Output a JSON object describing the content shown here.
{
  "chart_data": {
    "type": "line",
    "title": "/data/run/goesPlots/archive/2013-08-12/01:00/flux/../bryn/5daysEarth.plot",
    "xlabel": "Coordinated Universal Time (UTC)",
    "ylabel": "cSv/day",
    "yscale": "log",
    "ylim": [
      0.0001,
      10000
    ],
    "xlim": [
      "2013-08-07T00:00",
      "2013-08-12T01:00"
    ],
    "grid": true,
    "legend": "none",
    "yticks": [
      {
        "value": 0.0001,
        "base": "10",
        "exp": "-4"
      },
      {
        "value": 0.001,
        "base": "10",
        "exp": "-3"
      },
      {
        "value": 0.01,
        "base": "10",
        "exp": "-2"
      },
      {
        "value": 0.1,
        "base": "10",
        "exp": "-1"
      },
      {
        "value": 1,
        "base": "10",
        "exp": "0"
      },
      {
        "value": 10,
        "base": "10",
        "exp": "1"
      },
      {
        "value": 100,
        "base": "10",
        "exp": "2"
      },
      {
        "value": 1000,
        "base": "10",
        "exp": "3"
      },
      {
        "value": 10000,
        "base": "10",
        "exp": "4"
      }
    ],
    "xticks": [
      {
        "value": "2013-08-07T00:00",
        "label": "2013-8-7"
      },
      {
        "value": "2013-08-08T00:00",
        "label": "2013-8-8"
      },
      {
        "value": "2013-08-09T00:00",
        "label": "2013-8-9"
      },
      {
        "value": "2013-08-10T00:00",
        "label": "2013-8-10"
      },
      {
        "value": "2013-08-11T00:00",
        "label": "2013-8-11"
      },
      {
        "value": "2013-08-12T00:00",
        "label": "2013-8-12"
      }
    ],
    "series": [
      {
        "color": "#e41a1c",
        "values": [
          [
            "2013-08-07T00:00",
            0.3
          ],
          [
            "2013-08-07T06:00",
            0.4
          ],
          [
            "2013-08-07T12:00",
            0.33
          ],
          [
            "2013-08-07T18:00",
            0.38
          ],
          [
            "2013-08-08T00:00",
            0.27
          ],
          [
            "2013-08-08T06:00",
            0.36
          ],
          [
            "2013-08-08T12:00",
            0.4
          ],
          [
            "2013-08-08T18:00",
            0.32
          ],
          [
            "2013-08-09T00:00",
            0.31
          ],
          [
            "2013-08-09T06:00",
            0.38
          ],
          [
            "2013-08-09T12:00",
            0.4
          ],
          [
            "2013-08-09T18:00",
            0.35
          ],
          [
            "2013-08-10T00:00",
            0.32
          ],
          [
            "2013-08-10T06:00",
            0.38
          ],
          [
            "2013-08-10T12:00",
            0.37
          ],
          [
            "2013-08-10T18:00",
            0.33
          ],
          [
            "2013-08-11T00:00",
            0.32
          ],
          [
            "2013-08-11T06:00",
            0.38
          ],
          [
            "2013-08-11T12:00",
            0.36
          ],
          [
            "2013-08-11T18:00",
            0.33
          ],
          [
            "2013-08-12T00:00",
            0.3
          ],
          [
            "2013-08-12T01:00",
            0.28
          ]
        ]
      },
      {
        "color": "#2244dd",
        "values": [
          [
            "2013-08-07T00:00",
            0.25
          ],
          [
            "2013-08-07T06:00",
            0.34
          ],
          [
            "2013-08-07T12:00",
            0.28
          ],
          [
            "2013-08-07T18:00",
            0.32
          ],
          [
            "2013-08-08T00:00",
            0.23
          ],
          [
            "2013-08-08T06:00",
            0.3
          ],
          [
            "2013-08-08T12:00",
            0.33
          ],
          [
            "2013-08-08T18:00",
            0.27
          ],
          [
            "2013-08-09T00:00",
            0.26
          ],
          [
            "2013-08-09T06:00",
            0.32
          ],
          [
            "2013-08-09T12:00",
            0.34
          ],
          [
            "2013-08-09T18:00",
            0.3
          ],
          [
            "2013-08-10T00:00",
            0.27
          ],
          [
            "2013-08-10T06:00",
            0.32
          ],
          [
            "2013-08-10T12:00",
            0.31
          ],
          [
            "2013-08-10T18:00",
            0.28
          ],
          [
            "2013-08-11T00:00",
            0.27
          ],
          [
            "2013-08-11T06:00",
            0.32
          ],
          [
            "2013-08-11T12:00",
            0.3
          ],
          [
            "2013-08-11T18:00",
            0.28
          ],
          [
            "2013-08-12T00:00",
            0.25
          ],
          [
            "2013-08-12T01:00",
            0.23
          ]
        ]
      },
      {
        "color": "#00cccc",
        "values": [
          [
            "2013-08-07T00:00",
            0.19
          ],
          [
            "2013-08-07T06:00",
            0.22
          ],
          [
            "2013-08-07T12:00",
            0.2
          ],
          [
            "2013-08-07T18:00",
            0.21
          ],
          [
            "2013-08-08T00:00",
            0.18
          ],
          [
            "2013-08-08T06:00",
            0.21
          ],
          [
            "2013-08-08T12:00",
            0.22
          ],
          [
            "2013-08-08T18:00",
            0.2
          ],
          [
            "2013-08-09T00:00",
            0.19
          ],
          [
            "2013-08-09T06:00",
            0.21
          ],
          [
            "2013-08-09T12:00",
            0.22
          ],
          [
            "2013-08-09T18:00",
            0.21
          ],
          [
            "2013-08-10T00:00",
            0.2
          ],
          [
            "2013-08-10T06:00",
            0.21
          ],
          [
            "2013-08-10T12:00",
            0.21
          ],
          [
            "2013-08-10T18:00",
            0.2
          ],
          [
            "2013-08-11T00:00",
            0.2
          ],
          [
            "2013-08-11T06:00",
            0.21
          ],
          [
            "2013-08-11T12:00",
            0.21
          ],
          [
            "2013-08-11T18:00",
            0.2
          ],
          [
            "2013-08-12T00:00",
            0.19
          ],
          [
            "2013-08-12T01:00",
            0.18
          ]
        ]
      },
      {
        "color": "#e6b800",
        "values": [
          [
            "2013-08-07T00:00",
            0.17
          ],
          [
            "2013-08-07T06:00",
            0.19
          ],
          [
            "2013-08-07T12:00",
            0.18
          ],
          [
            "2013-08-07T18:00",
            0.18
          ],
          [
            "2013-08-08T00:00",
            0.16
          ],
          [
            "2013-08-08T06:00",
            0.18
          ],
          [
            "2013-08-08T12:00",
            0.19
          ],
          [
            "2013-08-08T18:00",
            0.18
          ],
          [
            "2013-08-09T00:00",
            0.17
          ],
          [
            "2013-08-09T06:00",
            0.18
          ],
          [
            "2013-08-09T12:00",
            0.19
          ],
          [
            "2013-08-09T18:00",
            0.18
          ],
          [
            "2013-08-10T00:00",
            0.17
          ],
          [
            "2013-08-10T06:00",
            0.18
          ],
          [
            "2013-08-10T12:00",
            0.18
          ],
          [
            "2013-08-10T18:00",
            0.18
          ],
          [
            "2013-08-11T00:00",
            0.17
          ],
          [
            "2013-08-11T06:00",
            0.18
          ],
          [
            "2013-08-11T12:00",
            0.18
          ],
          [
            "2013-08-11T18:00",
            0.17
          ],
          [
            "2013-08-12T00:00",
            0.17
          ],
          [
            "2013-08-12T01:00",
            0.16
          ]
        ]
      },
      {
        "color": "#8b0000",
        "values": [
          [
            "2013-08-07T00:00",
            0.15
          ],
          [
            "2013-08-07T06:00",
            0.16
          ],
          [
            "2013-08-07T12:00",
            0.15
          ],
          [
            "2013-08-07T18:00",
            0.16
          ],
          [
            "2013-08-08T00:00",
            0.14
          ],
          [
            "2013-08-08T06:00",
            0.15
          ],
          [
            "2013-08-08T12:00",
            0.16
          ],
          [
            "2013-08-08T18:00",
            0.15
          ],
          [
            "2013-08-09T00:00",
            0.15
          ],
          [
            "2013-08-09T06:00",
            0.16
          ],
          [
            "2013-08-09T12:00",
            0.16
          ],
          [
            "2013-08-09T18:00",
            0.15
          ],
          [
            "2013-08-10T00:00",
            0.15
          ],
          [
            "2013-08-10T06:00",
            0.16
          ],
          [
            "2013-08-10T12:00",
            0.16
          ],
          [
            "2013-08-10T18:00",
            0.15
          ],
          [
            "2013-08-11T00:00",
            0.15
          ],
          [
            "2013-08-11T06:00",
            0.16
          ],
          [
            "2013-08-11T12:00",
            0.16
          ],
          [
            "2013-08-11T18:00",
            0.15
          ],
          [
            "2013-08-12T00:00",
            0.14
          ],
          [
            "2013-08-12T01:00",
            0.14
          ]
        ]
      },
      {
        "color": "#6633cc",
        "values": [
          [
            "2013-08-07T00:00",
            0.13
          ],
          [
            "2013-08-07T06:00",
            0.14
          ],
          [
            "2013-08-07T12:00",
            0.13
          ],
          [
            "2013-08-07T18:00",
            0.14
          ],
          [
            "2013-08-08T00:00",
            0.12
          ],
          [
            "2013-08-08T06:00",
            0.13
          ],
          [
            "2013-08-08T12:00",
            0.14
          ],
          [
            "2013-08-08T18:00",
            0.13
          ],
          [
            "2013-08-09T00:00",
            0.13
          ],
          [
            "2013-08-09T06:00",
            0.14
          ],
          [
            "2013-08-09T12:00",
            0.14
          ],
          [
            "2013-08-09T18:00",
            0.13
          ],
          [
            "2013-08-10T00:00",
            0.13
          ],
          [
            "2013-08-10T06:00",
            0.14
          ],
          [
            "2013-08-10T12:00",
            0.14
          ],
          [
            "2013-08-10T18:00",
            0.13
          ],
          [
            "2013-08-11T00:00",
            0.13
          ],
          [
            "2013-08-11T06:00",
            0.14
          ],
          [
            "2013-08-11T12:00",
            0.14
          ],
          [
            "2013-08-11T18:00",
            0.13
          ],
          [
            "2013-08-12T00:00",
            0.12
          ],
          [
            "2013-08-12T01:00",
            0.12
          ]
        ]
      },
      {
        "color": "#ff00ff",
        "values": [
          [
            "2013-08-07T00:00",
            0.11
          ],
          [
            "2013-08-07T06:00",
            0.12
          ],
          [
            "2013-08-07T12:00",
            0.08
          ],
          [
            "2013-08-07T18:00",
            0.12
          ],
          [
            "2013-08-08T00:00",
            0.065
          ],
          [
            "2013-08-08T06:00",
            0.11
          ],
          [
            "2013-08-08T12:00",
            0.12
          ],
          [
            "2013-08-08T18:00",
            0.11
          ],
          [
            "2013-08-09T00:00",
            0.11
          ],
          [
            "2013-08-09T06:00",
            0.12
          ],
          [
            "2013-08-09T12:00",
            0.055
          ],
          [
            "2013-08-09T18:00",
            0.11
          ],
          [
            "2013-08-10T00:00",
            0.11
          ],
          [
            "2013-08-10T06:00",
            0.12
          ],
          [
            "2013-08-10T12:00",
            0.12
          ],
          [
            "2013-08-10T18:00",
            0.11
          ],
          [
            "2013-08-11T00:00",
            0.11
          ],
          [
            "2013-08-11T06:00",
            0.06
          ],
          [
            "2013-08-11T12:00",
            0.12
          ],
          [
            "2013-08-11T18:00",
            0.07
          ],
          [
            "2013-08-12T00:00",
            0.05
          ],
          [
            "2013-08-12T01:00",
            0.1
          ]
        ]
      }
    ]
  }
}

**TASK BRIEF:** Copy out every line with the word "color".

**ANSWER TO THE TASK:**
        "color": "#e41a1c",
        "color": "#2244dd",
        "color": "#00cccc",
        "color": "#e6b800",
        "color": "#8b0000",
        "color": "#6633cc",
        "color": "#ff00ff",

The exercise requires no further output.